WHAT TO DO: Copy all of the material word for word, except for the pictures.

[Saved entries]
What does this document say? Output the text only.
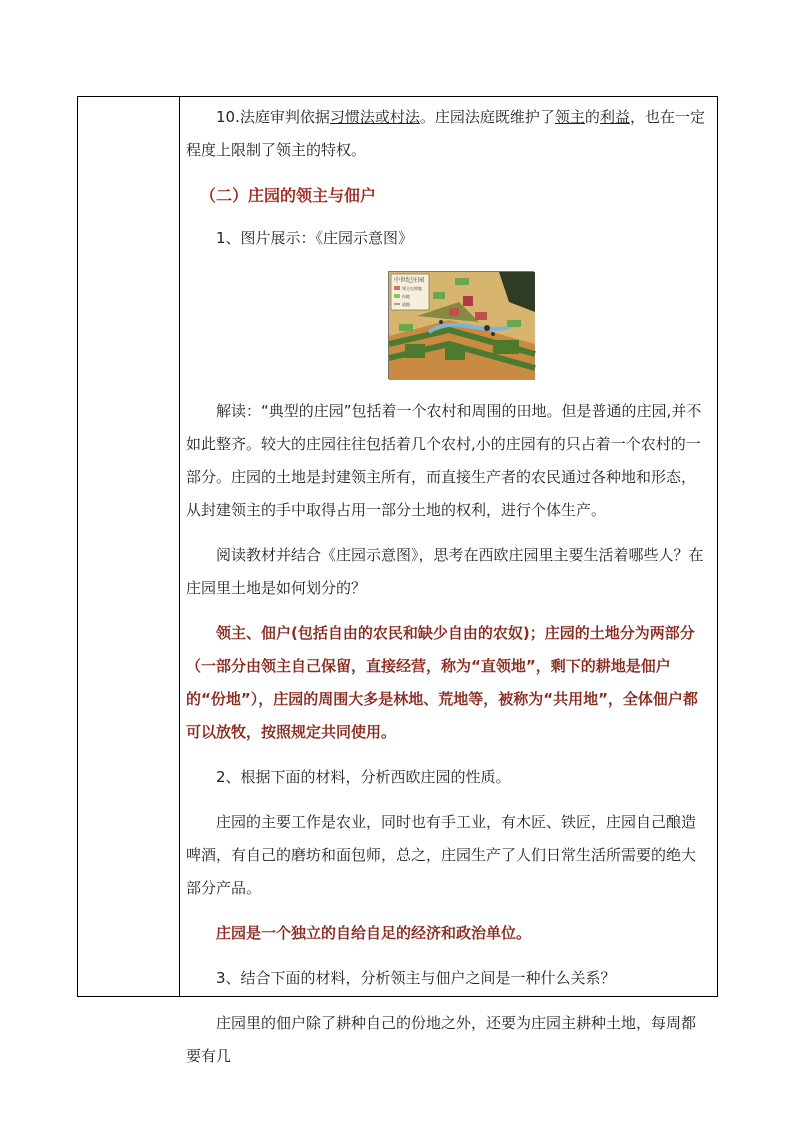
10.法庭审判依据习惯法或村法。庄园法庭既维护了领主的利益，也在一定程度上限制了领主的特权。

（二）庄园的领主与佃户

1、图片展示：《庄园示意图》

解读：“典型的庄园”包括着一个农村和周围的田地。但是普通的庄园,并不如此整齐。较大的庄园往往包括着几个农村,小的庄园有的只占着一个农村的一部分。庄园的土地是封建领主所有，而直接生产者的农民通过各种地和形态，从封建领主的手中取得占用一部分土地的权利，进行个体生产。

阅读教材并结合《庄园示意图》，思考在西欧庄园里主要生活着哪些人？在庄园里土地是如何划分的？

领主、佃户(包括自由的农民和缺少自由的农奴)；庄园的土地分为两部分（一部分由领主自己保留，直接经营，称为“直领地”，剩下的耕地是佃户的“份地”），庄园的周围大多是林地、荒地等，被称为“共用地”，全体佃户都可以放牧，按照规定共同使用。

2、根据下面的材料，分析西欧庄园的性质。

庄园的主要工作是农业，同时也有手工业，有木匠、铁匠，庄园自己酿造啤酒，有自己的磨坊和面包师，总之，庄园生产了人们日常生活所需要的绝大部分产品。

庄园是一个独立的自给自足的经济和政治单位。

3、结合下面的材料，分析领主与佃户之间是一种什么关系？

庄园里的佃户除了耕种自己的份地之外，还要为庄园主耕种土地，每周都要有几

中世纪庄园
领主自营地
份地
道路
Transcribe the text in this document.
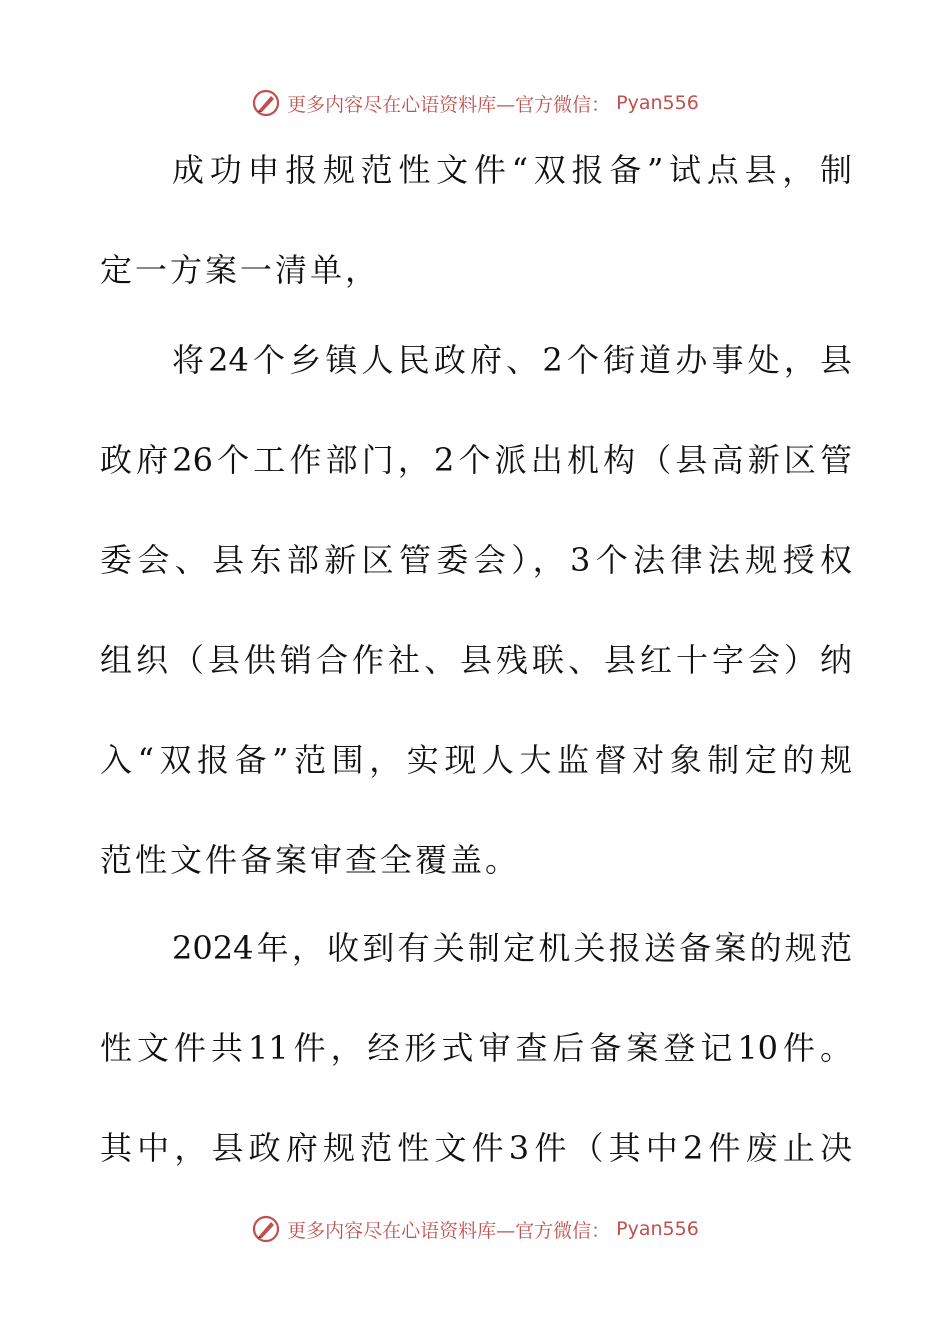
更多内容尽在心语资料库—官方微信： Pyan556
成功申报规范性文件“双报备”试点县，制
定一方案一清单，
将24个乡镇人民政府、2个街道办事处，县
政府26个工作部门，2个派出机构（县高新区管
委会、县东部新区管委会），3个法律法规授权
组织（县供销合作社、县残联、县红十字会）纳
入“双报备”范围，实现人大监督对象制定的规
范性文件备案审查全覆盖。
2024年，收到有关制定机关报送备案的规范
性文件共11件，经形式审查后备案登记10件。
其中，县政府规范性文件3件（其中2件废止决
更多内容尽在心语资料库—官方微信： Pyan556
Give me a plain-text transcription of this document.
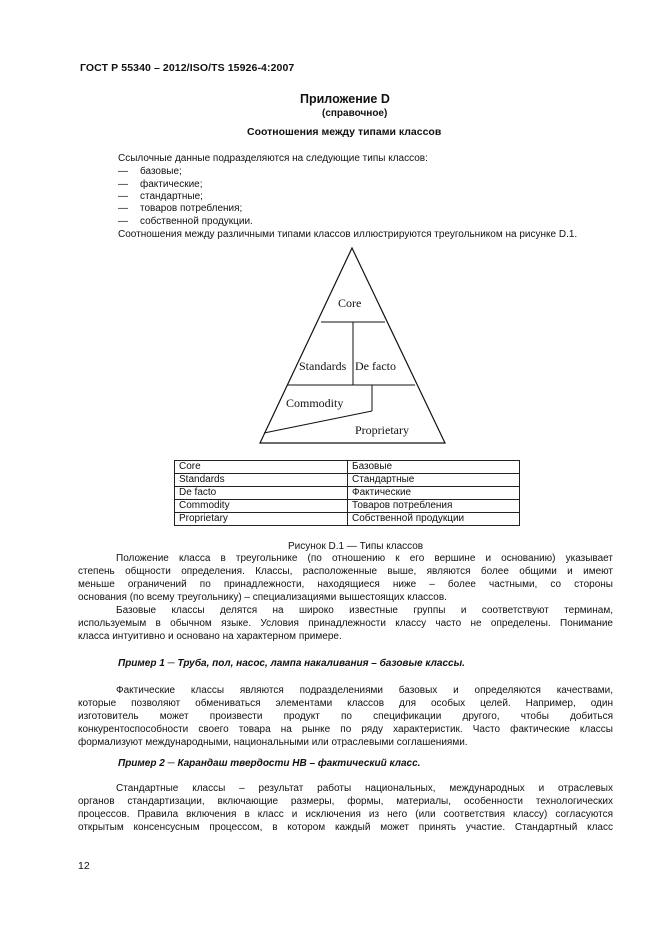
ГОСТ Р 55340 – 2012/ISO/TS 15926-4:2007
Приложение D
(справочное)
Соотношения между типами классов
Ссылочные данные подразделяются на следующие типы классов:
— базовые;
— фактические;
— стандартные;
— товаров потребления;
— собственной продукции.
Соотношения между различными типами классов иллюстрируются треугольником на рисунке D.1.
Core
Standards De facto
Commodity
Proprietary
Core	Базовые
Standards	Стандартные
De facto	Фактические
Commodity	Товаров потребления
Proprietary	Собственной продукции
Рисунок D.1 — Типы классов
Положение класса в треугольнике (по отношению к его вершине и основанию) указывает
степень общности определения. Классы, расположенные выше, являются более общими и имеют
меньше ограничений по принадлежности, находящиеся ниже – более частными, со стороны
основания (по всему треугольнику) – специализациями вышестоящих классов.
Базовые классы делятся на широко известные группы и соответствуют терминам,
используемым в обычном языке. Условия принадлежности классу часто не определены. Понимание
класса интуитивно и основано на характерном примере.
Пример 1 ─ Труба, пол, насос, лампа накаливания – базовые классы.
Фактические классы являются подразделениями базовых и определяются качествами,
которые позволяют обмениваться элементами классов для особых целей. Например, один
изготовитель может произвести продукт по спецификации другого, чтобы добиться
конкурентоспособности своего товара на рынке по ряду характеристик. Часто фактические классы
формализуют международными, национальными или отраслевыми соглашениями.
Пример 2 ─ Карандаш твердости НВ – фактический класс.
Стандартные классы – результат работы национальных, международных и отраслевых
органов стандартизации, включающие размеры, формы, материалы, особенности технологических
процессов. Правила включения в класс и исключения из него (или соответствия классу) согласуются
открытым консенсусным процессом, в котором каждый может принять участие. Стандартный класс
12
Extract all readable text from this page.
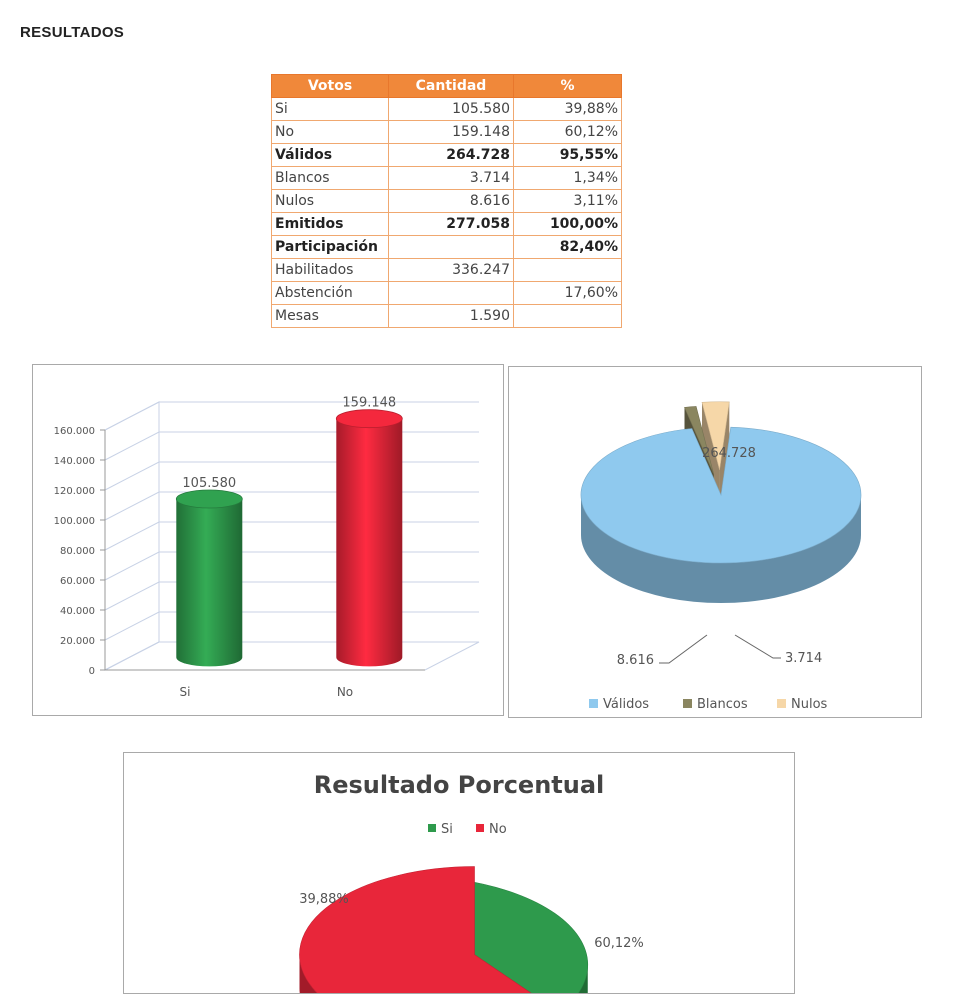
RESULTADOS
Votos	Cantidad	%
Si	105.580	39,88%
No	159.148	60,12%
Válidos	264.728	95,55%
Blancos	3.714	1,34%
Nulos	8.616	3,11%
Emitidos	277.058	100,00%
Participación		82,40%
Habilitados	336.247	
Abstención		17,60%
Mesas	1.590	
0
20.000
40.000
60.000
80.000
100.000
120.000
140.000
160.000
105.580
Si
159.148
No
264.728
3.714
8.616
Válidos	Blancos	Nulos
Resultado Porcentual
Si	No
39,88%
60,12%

ANSWER TO THIS PROBLEM:
What does this document say? Output the text only.
10.法庭审判依据习惯法或村法。庄园法庭既维护了领主的利益，也在一定程度上限制了领主的特权。

（二）庄园的领主与佃户

1、图片展示：《庄园示意图》

解读：“典型的庄园”包括着一个农村和周围的田地。但是普通的庄园,并不如此整齐。较大的庄园往往包括着几个农村,小的庄园有的只占着一个农村的一部分。庄园的土地是封建领主所有，而直接生产者的农民通过各种地和形态，从封建领主的手中取得占用一部分土地的权利，进行个体生产。

阅读教材并结合《庄园示意图》，思考在西欧庄园里主要生活着哪些人？在庄园里土地是如何划分的？

领主、佃户(包括自由的农民和缺少自由的农奴)；庄园的土地分为两部分（一部分由领主自己保留，直接经营，称为“直领地”，剩下的耕地是佃户的“份地”），庄园的周围大多是林地、荒地等，被称为“共用地”，全体佃户都可以放牧，按照规定共同使用。

2、根据下面的材料，分析西欧庄园的性质。

庄园的主要工作是农业，同时也有手工业，有木匠、铁匠，庄园自己酿造啤酒，有自己的磨坊和面包师，总之，庄园生产了人们日常生活所需要的绝大部分产品。

庄园是一个独立的自给自足的经济和政治单位。

3、结合下面的材料，分析领主与佃户之间是一种什么关系？

庄园里的佃户除了耕种自己的份地之外，还要为庄园主耕种土地，每周都要有几

中世纪庄园
领主自营地
份地
道路
Transcribe the text in this document.
更多内容尽在心语资料库—官方微信： Pyan556
成功申报规范性文件“双报备”试点县，制
定一方案一清单，
将24个乡镇人民政府、2个街道办事处，县
政府26个工作部门，2个派出机构（县高新区管
委会、县东部新区管委会），3个法律法规授权
组织（县供销合作社、县残联、县红十字会）纳
入“双报备”范围，实现人大监督对象制定的规
范性文件备案审查全覆盖。
2024年，收到有关制定机关报送备案的规范
性文件共11件，经形式审查后备案登记10件。
其中，县政府规范性文件3件（其中2件废止决
更多内容尽在心语资料库—官方微信： Pyan556
Give me a plain-text transcription of this document.
ГОСТ Р 55340 – 2012/ISO/TS 15926-4:2007
Приложение D
(справочное)
Соотношения между типами классов
Ссылочные данные подразделяются на следующие типы классов:
— базовые;
— фактические;
— стандартные;
— товаров потребления;
— собственной продукции.
Соотношения между различными типами классов иллюстрируются треугольником на рисунке D.1.
Core
Standards De facto
Commodity
Proprietary
Core	Базовые
Standards	Стандартные
De facto	Фактические
Commodity	Товаров потребления
Proprietary	Собственной продукции
Рисунок D.1 — Типы классов
Положение класса в треугольнике (по отношению к его вершине и основанию) указывает
степень общности определения. Классы, расположенные выше, являются более общими и имеют
меньше ограничений по принадлежности, находящиеся ниже – более частными, со стороны
основания (по всему треугольнику) – специализациями вышестоящих классов.
Базовые классы делятся на широко известные группы и соответствуют терминам,
используемым в обычном языке. Условия принадлежности классу часто не определены. Понимание
класса интуитивно и основано на характерном примере.
Пример 1 ─ Труба, пол, насос, лампа накаливания – базовые классы.
Фактические классы являются подразделениями базовых и определяются качествами,
которые позволяют обмениваться элементами классов для особых целей. Например, один
изготовитель может произвести продукт по спецификации другого, чтобы добиться
конкурентоспособности своего товара на рынке по ряду характеристик. Часто фактические классы
формализуют международными, национальными или отраслевыми соглашениями.
Пример 2 ─ Карандаш твердости НВ – фактический класс.
Стандартные классы – результат работы национальных, международных и отраслевых
органов стандартизации, включающие размеры, формы, материалы, особенности технологических
процессов. Правила включения в класс и исключения из него (или соответствия классу) согласуются
открытым консенсусным процессом, в котором каждый может принять участие. Стандартный класс
12
Extract all readable text from this page.
RESULTADOS
Votos	Cantidad	%
Si	105.580	39,88%
No	159.148	60,12%
Válidos	264.728	95,55%
Blancos	3.714	1,34%
Nulos	8.616	3,11%
Emitidos	277.058	100,00%
Participación		82,40%
Habilitados	336.247	
Abstención		17,60%
Mesas	1.590	
0
20.000
40.000
60.000
80.000
100.000
120.000
140.000
160.000
105.580
Si
159.148
No
264.728
3.714
8.616
Válidos	Blancos	Nulos
Resultado Porcentual
Si	No
39,88%
60,12%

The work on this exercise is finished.